§ TASK GOAL:
Transcribe the whole listing below without changing a word, but leave out every image.

Data records

===

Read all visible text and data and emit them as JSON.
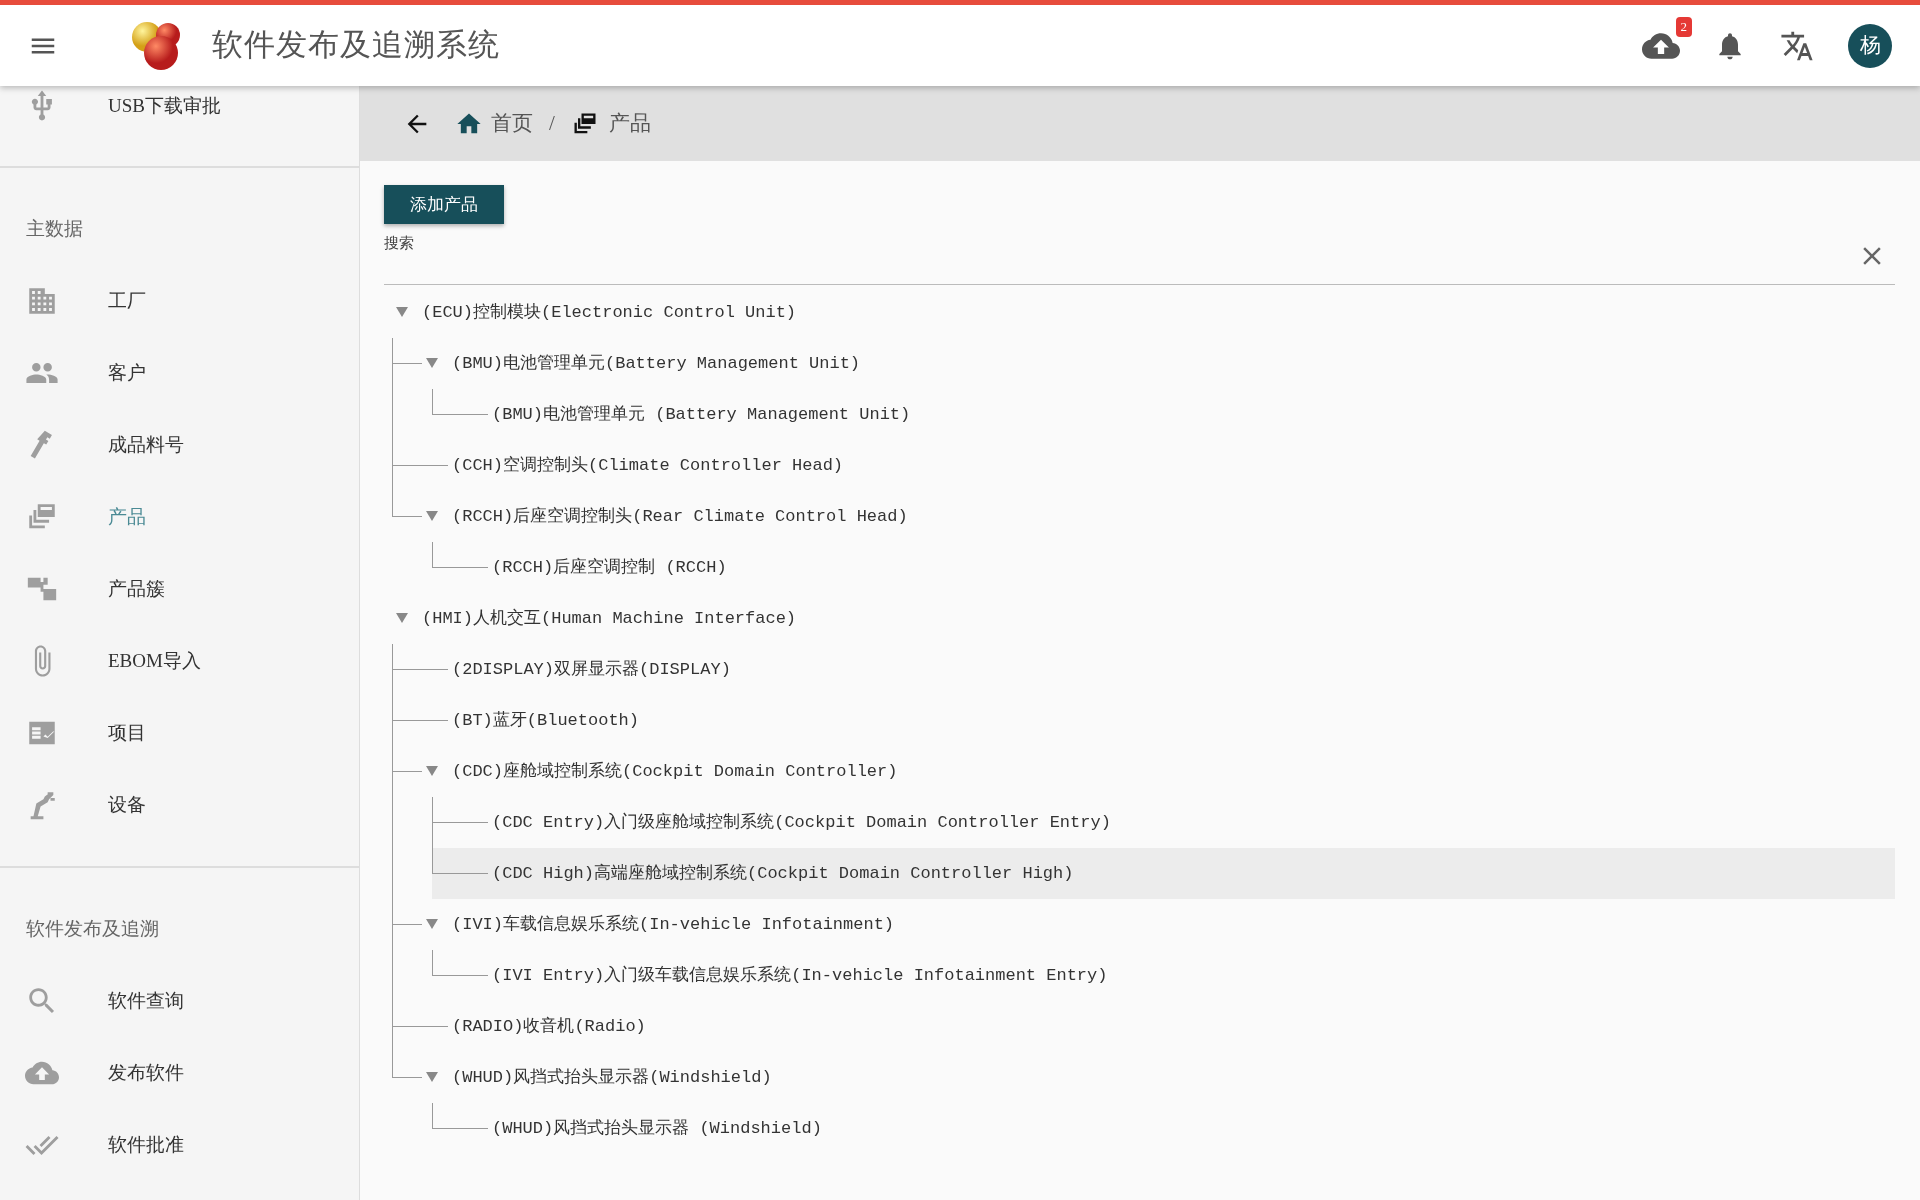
{
  "header": {
    "title": "软件发布及追溯系统",
    "upload_badge": "2",
    "avatar": "杨"
  },
  "sidebar": {
    "sections": [
      {
        "items": [
          {
            "label": "USB下载审批",
            "selected": false
          }
        ]
      },
      {
        "title": "主数据",
        "items": [
          {
            "label": "工厂",
            "selected": false
          },
          {
            "label": "客户",
            "selected": false
          },
          {
            "label": "成品料号",
            "selected": false
          },
          {
            "label": "产品",
            "selected": true
          },
          {
            "label": "产品簇",
            "selected": false
          },
          {
            "label": "EBOM导入",
            "selected": false
          },
          {
            "label": "项目",
            "selected": false
          },
          {
            "label": "设备",
            "selected": false
          }
        ]
      },
      {
        "title": "软件发布及追溯",
        "items": [
          {
            "label": "软件查询",
            "selected": false
          },
          {
            "label": "发布软件",
            "selected": false
          },
          {
            "label": "软件批准",
            "selected": false
          }
        ]
      }
    ]
  },
  "breadcrumb": {
    "items": [
      {
        "label": "首页"
      },
      {
        "label": "产品"
      }
    ],
    "separator": "/"
  },
  "add_button": "添加产品",
  "search": {
    "label": "搜索"
  },
  "tree": {
    "nodes": [
      {
        "label": "(ECU)控制模块(Electronic Control Unit)",
        "expanded": true,
        "highlighted": false,
        "children": [
          {
            "label": "(BMU)电池管理单元(Battery Management Unit)",
            "expanded": true,
            "highlighted": false,
            "children": [
              {
                "label": "(BMU)电池管理单元 (Battery Management Unit)",
                "highlighted": false
              }
            ]
          },
          {
            "label": "(CCH)空调控制头(Climate Controller Head)",
            "highlighted": false
          },
          {
            "label": "(RCCH)后座空调控制头(Rear Climate Control Head)",
            "expanded": true,
            "highlighted": false,
            "children": [
              {
                "label": "(RCCH)后座空调控制 (RCCH)",
                "highlighted": false
              }
            ]
          }
        ]
      },
      {
        "label": "(HMI)人机交互(Human Machine Interface)",
        "expanded": true,
        "highlighted": false,
        "children": [
          {
            "label": "(2DISPLAY)双屏显示器(DISPLAY)",
            "highlighted": false
          },
          {
            "label": "(BT)蓝牙(Bluetooth)",
            "highlighted": false
          },
          {
            "label": "(CDC)座舱域控制系统(Cockpit Domain Controller)",
            "expanded": true,
            "highlighted": false,
            "children": [
              {
                "label": "(CDC Entry)入门级座舱域控制系统(Cockpit Domain Controller Entry)",
                "highlighted": false
              },
              {
                "label": "(CDC High)高端座舱域控制系统(Cockpit Domain Controller High)",
                "highlighted": true
              }
            ]
          },
          {
            "label": "(IVI)车载信息娱乐系统(In-vehicle Infotainment)",
            "expanded": true,
            "highlighted": false,
            "children": [
              {
                "label": "(IVI Entry)入门级车载信息娱乐系统(In-vehicle Infotainment Entry)",
                "highlighted": false
              }
            ]
          },
          {
            "label": "(RADIO)收音机(Radio)",
            "highlighted": false
          },
          {
            "label": "(WHUD)风挡式抬头显示器(Windshield)",
            "expanded": true,
            "highlighted": false,
            "children": [
              {
                "label": "(WHUD)风挡式抬头显示器 (Windshield)",
                "highlighted": false
              }
            ]
          }
        ]
      }
    ]
  }
}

===

§ RESPONSE TO THIS TASK:
Read all visible text and data and emit them as JSON.
{
  "header": {
    "title": "软件发布及追溯系统",
    "upload_badge": "2",
    "avatar": "杨"
  },
  "sidebar": {
    "sections": [
      {
        "items": [
          {
            "label": "USB下载审批",
            "selected": false
          }
        ]
      },
      {
        "title": "主数据",
        "items": [
          {
            "label": "工厂",
            "selected": false
          },
          {
            "label": "客户",
            "selected": false
          },
          {
            "label": "成品料号",
            "selected": false
          },
          {
            "label": "产品",
            "selected": true
          },
          {
            "label": "产品簇",
            "selected": false
          },
          {
            "label": "EBOM导入",
            "selected": false
          },
          {
            "label": "项目",
            "selected": false
          },
          {
            "label": "设备",
            "selected": false
          }
        ]
      },
      {
        "title": "软件发布及追溯",
        "items": [
          {
            "label": "软件查询",
            "selected": false
          },
          {
            "label": "发布软件",
            "selected": false
          },
          {
            "label": "软件批准",
            "selected": false
          }
        ]
      }
    ]
  },
  "breadcrumb": {
    "items": [
      {
        "label": "首页"
      },
      {
        "label": "产品"
      }
    ],
    "separator": "/"
  },
  "add_button": "添加产品",
  "search": {
    "label": "搜索"
  },
  "tree": {
    "nodes": [
      {
        "label": "(ECU)控制模块(Electronic Control Unit)",
        "expanded": true,
        "highlighted": false,
        "children": [
          {
            "label": "(BMU)电池管理单元(Battery Management Unit)",
            "expanded": true,
            "highlighted": false,
            "children": [
              {
                "label": "(BMU)电池管理单元 (Battery Management Unit)",
                "highlighted": false
              }
            ]
          },
          {
            "label": "(CCH)空调控制头(Climate Controller Head)",
            "highlighted": false
          },
          {
            "label": "(RCCH)后座空调控制头(Rear Climate Control Head)",
            "expanded": true,
            "highlighted": false,
            "children": [
              {
                "label": "(RCCH)后座空调控制 (RCCH)",
                "highlighted": false
              }
            ]
          }
        ]
      },
      {
        "label": "(HMI)人机交互(Human Machine Interface)",
        "expanded": true,
        "highlighted": false,
        "children": [
          {
            "label": "(2DISPLAY)双屏显示器(DISPLAY)",
            "highlighted": false
          },
          {
            "label": "(BT)蓝牙(Bluetooth)",
            "highlighted": false
          },
          {
            "label": "(CDC)座舱域控制系统(Cockpit Domain Controller)",
            "expanded": true,
            "highlighted": false,
            "children": [
              {
                "label": "(CDC Entry)入门级座舱域控制系统(Cockpit Domain Controller Entry)",
                "highlighted": false
              },
              {
                "label": "(CDC High)高端座舱域控制系统(Cockpit Domain Controller High)",
                "highlighted": true
              }
            ]
          },
          {
            "label": "(IVI)车载信息娱乐系统(In-vehicle Infotainment)",
            "expanded": true,
            "highlighted": false,
            "children": [
              {
                "label": "(IVI Entry)入门级车载信息娱乐系统(In-vehicle Infotainment Entry)",
                "highlighted": false
              }
            ]
          },
          {
            "label": "(RADIO)收音机(Radio)",
            "highlighted": false
          },
          {
            "label": "(WHUD)风挡式抬头显示器(Windshield)",
            "expanded": true,
            "highlighted": false,
            "children": [
              {
                "label": "(WHUD)风挡式抬头显示器 (Windshield)",
                "highlighted": false
              }
            ]
          }
        ]
      }
    ]
  }
}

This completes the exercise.